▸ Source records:
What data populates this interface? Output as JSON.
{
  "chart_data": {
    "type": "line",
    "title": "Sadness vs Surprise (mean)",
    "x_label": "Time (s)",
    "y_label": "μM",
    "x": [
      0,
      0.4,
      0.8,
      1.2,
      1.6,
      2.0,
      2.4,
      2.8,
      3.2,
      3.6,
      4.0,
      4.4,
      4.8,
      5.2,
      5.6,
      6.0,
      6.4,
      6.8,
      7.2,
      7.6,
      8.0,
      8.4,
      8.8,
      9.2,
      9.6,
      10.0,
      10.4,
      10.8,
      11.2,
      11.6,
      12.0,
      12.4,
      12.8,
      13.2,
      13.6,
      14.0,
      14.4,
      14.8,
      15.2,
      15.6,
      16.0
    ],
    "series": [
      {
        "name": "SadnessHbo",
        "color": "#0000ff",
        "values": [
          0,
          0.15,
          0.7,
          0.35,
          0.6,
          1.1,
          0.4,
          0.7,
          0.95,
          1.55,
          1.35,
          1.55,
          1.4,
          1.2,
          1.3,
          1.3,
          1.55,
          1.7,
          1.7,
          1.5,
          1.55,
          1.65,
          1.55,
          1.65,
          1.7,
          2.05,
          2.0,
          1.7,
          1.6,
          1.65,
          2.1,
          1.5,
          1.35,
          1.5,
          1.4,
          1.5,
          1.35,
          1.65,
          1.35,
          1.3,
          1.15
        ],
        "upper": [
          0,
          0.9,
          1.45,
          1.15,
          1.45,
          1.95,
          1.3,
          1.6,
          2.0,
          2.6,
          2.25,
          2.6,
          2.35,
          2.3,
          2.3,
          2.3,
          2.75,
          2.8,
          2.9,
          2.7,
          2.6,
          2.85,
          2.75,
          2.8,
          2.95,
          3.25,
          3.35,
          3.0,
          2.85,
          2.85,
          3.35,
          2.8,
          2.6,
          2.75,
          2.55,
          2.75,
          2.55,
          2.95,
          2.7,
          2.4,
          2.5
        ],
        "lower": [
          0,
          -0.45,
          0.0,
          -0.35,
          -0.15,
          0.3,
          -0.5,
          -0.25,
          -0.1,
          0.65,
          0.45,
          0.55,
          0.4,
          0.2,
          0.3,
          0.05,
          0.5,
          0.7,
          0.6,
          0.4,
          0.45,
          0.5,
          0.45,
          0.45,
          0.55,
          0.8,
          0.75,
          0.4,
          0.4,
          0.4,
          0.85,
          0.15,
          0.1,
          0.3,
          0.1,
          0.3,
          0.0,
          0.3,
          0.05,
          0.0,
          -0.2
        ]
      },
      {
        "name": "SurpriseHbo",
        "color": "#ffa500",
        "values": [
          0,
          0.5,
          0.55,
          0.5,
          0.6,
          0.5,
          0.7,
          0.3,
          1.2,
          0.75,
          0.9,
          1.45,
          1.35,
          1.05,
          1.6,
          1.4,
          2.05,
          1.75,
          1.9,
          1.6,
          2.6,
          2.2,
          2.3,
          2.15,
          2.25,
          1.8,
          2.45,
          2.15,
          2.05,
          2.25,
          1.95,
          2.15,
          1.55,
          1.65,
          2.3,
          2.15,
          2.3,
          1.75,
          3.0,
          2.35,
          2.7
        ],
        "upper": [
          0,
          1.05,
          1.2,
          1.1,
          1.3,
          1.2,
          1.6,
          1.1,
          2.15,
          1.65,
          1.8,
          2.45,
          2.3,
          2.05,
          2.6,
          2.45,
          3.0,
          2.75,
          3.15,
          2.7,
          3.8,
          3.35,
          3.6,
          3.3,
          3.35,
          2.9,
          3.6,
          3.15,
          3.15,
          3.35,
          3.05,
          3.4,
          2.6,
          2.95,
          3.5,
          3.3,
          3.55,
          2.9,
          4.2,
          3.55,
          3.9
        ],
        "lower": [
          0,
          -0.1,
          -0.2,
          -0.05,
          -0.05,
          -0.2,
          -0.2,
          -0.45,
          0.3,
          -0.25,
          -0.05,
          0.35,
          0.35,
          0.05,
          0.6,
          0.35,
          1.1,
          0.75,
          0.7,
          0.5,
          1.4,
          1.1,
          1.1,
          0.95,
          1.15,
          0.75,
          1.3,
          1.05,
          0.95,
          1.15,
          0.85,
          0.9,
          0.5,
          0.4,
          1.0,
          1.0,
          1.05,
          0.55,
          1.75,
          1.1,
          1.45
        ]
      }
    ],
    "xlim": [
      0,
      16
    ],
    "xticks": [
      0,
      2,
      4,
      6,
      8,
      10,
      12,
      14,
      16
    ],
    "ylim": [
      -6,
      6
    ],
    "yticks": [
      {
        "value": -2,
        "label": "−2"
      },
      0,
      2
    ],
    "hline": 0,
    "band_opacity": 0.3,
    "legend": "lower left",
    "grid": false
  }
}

▸ REQUIRED TASK: Restate the listing above word for word.

▸ ANSWER BELOW:
What data populates this interface? Output as JSON.
{
  "chart_data": {
    "type": "line",
    "title": "Sadness vs Surprise (mean)",
    "x_label": "Time (s)",
    "y_label": "μM",
    "x": [
      0,
      0.4,
      0.8,
      1.2,
      1.6,
      2.0,
      2.4,
      2.8,
      3.2,
      3.6,
      4.0,
      4.4,
      4.8,
      5.2,
      5.6,
      6.0,
      6.4,
      6.8,
      7.2,
      7.6,
      8.0,
      8.4,
      8.8,
      9.2,
      9.6,
      10.0,
      10.4,
      10.8,
      11.2,
      11.6,
      12.0,
      12.4,
      12.8,
      13.2,
      13.6,
      14.0,
      14.4,
      14.8,
      15.2,
      15.6,
      16.0
    ],
    "series": [
      {
        "name": "SadnessHbo",
        "color": "#0000ff",
        "values": [
          0,
          0.15,
          0.7,
          0.35,
          0.6,
          1.1,
          0.4,
          0.7,
          0.95,
          1.55,
          1.35,
          1.55,
          1.4,
          1.2,
          1.3,
          1.3,
          1.55,
          1.7,
          1.7,
          1.5,
          1.55,
          1.65,
          1.55,
          1.65,
          1.7,
          2.05,
          2.0,
          1.7,
          1.6,
          1.65,
          2.1,
          1.5,
          1.35,
          1.5,
          1.4,
          1.5,
          1.35,
          1.65,
          1.35,
          1.3,
          1.15
        ],
        "upper": [
          0,
          0.9,
          1.45,
          1.15,
          1.45,
          1.95,
          1.3,
          1.6,
          2.0,
          2.6,
          2.25,
          2.6,
          2.35,
          2.3,
          2.3,
          2.3,
          2.75,
          2.8,
          2.9,
          2.7,
          2.6,
          2.85,
          2.75,
          2.8,
          2.95,
          3.25,
          3.35,
          3.0,
          2.85,
          2.85,
          3.35,
          2.8,
          2.6,
          2.75,
          2.55,
          2.75,
          2.55,
          2.95,
          2.7,
          2.4,
          2.5
        ],
        "lower": [
          0,
          -0.45,
          0.0,
          -0.35,
          -0.15,
          0.3,
          -0.5,
          -0.25,
          -0.1,
          0.65,
          0.45,
          0.55,
          0.4,
          0.2,
          0.3,
          0.05,
          0.5,
          0.7,
          0.6,
          0.4,
          0.45,
          0.5,
          0.45,
          0.45,
          0.55,
          0.8,
          0.75,
          0.4,
          0.4,
          0.4,
          0.85,
          0.15,
          0.1,
          0.3,
          0.1,
          0.3,
          0.0,
          0.3,
          0.05,
          0.0,
          -0.2
        ]
      },
      {
        "name": "SurpriseHbo",
        "color": "#ffa500",
        "values": [
          0,
          0.5,
          0.55,
          0.5,
          0.6,
          0.5,
          0.7,
          0.3,
          1.2,
          0.75,
          0.9,
          1.45,
          1.35,
          1.05,
          1.6,
          1.4,
          2.05,
          1.75,
          1.9,
          1.6,
          2.6,
          2.2,
          2.3,
          2.15,
          2.25,
          1.8,
          2.45,
          2.15,
          2.05,
          2.25,
          1.95,
          2.15,
          1.55,
          1.65,
          2.3,
          2.15,
          2.3,
          1.75,
          3.0,
          2.35,
          2.7
        ],
        "upper": [
          0,
          1.05,
          1.2,
          1.1,
          1.3,
          1.2,
          1.6,
          1.1,
          2.15,
          1.65,
          1.8,
          2.45,
          2.3,
          2.05,
          2.6,
          2.45,
          3.0,
          2.75,
          3.15,
          2.7,
          3.8,
          3.35,
          3.6,
          3.3,
          3.35,
          2.9,
          3.6,
          3.15,
          3.15,
          3.35,
          3.05,
          3.4,
          2.6,
          2.95,
          3.5,
          3.3,
          3.55,
          2.9,
          4.2,
          3.55,
          3.9
        ],
        "lower": [
          0,
          -0.1,
          -0.2,
          -0.05,
          -0.05,
          -0.2,
          -0.2,
          -0.45,
          0.3,
          -0.25,
          -0.05,
          0.35,
          0.35,
          0.05,
          0.6,
          0.35,
          1.1,
          0.75,
          0.7,
          0.5,
          1.4,
          1.1,
          1.1,
          0.95,
          1.15,
          0.75,
          1.3,
          1.05,
          0.95,
          1.15,
          0.85,
          0.9,
          0.5,
          0.4,
          1.0,
          1.0,
          1.05,
          0.55,
          1.75,
          1.1,
          1.45
        ]
      }
    ],
    "xlim": [
      0,
      16
    ],
    "xticks": [
      0,
      2,
      4,
      6,
      8,
      10,
      12,
      14,
      16
    ],
    "ylim": [
      -6,
      6
    ],
    "yticks": [
      {
        "value": -2,
        "label": "−2"
      },
      0,
      2
    ],
    "hline": 0,
    "band_opacity": 0.3,
    "legend": "lower left",
    "grid": false
  }
}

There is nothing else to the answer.